## Work instructions:
Copy everything in the listing below word for word, apart from any images.

-- start of Provided material --

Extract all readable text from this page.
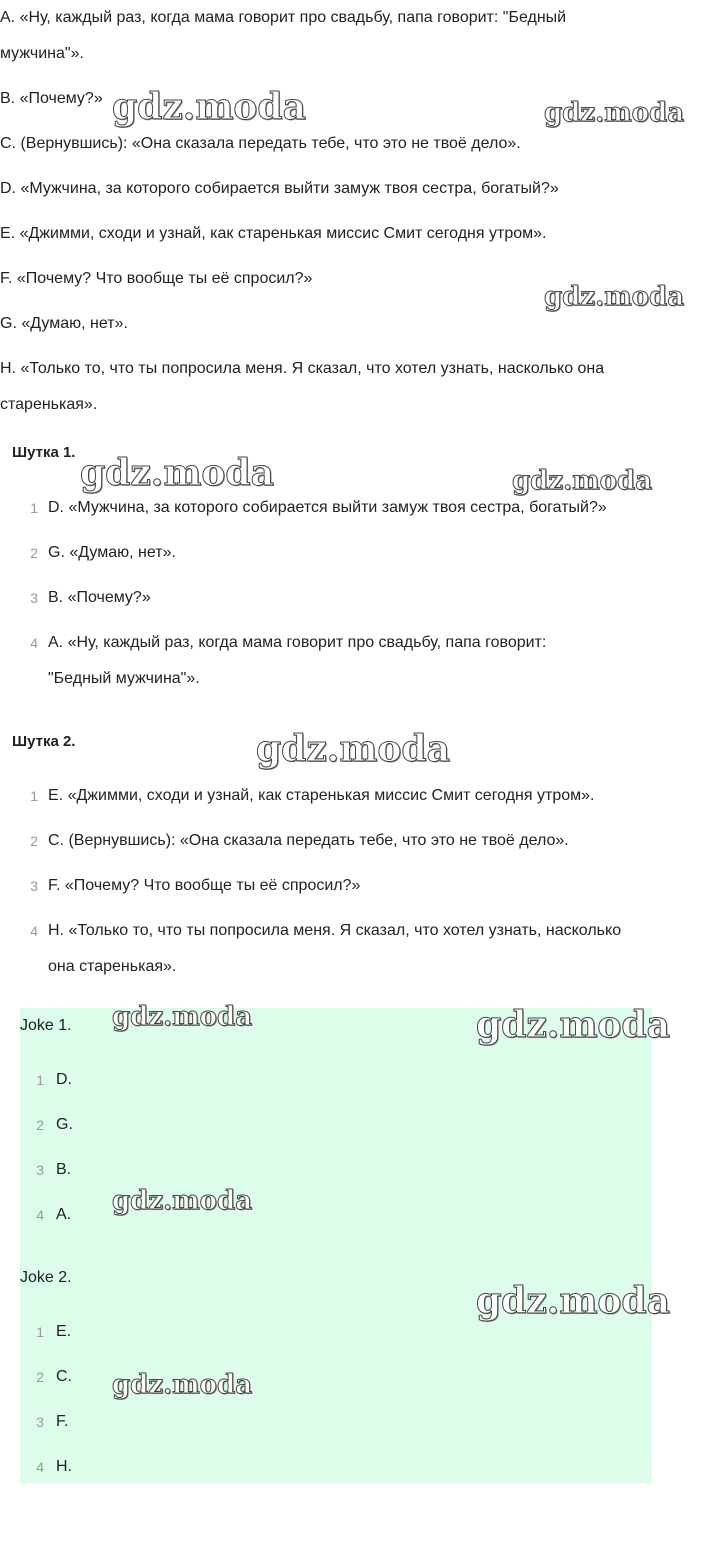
A. «Ну, каждый раз, когда мама говорит про свадьбу, папа говорит: "Бедный
мужчина"».
B. «Почему?»
C. (Вернувшись): «Она сказала передать тебе, что это не твоё дело».
D. «Мужчина, за которого собирается выйти замуж твоя сестра, богатый?»
E. «Джимми, сходи и узнай, как старенькая миссис Смит сегодня утром».
F. «Почему? Что вообще ты её спросил?»
G. «Думаю, нет».
H. «Только то, что ты попросила меня. Я сказал, что хотел узнать, насколько она
старенькая».
Шутка 1.
1 D. «Мужчина, за которого собирается выйти замуж твоя сестра, богатый?»
2 G. «Думаю, нет».
3 B. «Почему?»
4 A. «Ну, каждый раз, когда мама говорит про свадьбу, папа говорит:
"Бедный мужчина"».
Шутка 2.
1 E. «Джимми, сходи и узнай, как старенькая миссис Смит сегодня утром».
2 C. (Вернувшись): «Она сказала передать тебе, что это не твоё дело».
3 F. «Почему? Что вообще ты её спросил?»
4 H. «Только то, что ты попросила меня. Я сказал, что хотел узнать, насколько
она старенькая».
Joke 1.
1 D.
2 G.
3 B.
4 A.
Joke 2.
1 E.
2 C.
3 F.
4 H.
gdz.moda	gdz.moda
gdz.moda
gdz.moda	gdz.moda
gdz.moda
gdz.moda	gdz.moda
gdz.moda
gdz.moda
gdz.moda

-- end of Provided material --

## Response to the task:
Extract all readable text from this page.
A. «Ну, каждый раз, когда мама говорит про свадьбу, папа говорит: "Бедный
мужчина"».
B. «Почему?»
C. (Вернувшись): «Она сказала передать тебе, что это не твоё дело».
D. «Мужчина, за которого собирается выйти замуж твоя сестра, богатый?»
E. «Джимми, сходи и узнай, как старенькая миссис Смит сегодня утром».
F. «Почему? Что вообще ты её спросил?»
G. «Думаю, нет».
H. «Только то, что ты попросила меня. Я сказал, что хотел узнать, насколько она
старенькая».
Шутка 1.
1 D. «Мужчина, за которого собирается выйти замуж твоя сестра, богатый?»
2 G. «Думаю, нет».
3 B. «Почему?»
4 A. «Ну, каждый раз, когда мама говорит про свадьбу, папа говорит:
"Бедный мужчина"».
Шутка 2.
1 E. «Джимми, сходи и узнай, как старенькая миссис Смит сегодня утром».
2 C. (Вернувшись): «Она сказала передать тебе, что это не твоё дело».
3 F. «Почему? Что вообще ты её спросил?»
4 H. «Только то, что ты попросила меня. Я сказал, что хотел узнать, насколько
она старенькая».
Joke 1.
1 D.
2 G.
3 B.
4 A.
Joke 2.
1 E.
2 C.
3 F.
4 H.
gdz.moda	gdz.moda
gdz.moda
gdz.moda	gdz.moda
gdz.moda
gdz.moda	gdz.moda
gdz.moda
gdz.moda
gdz.moda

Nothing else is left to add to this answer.